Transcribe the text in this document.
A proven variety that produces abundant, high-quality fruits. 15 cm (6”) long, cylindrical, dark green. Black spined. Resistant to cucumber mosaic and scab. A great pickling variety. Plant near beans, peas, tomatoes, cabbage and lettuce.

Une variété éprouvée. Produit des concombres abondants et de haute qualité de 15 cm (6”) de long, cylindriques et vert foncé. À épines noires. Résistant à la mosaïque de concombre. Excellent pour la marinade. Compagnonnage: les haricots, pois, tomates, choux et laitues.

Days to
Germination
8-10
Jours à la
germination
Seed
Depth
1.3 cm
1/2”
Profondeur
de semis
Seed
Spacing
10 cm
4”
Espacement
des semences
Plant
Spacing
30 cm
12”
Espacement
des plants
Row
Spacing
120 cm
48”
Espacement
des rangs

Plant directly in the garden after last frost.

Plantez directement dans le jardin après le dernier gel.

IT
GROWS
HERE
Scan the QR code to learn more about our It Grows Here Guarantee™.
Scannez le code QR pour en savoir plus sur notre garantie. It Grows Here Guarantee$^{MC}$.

* [Brief]
Reproduce the records word for word.

* [Output for this task]
Transcribe the text in this document.
A proven variety that produces abundant, high-quality fruits. 15 cm (6”) long, cylindrical, dark green. Black spined. Resistant to cucumber mosaic and scab. A great pickling variety. Plant near beans, peas, tomatoes, cabbage and lettuce.

Une variété éprouvée. Produit des concombres abondants et de haute qualité de 15 cm (6”) de long, cylindriques et vert foncé. À épines noires. Résistant à la mosaïque de concombre. Excellent pour la marinade. Compagnonnage: les haricots, pois, tomates, choux et laitues.

Days to
Germination
8-10
Jours à la
germination
Seed
Depth
1.3 cm
1/2”
Profondeur
de semis
Seed
Spacing
10 cm
4”
Espacement
des semences
Plant
Spacing
30 cm
12”
Espacement
des plants
Row
Spacing
120 cm
48”
Espacement
des rangs

Plant directly in the garden after last frost.

Plantez directement dans le jardin après le dernier gel.

IT
GROWS
HERE
Scan the QR code to learn more about our It Grows Here Guarantee™.
Scannez le code QR pour en savoir plus sur notre garantie. It Grows Here Guarantee$^{MC}$.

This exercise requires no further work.